- [Instruction]: Scan the entries below. List each line with "name".

[Dataset records]
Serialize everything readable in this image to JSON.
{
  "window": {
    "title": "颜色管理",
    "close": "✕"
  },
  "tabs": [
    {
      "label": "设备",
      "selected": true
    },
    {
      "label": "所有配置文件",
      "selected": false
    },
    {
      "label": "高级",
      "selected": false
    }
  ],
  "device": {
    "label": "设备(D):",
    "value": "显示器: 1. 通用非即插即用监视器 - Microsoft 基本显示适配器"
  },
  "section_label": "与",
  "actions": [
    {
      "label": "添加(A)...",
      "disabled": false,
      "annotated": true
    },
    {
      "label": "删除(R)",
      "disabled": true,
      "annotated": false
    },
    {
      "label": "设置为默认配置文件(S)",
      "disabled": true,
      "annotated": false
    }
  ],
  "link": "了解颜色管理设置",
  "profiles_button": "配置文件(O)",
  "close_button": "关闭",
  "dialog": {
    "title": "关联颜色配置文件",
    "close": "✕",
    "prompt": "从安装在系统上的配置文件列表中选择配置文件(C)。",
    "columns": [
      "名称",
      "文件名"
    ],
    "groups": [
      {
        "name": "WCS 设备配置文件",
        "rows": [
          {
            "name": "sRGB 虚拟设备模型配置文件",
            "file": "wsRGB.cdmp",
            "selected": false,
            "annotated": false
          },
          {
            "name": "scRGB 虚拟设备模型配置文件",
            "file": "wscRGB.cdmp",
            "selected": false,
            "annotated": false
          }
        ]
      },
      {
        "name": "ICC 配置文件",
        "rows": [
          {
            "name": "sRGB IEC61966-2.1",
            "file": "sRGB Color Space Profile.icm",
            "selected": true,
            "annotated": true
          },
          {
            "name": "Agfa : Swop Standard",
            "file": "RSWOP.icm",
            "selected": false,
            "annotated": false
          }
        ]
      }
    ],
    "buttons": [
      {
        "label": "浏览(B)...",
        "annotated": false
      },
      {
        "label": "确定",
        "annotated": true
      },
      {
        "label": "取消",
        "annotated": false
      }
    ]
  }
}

- [Output of the task]:
        "name": "WCS 设备配置文件",
            "name": "sRGB 虚拟设备模型配置文件",
            "name": "scRGB 虚拟设备模型配置文件",
        "name": "ICC 配置文件",
            "name": "sRGB IEC61966-2.1",
            "name": "Agfa : Swop Standard",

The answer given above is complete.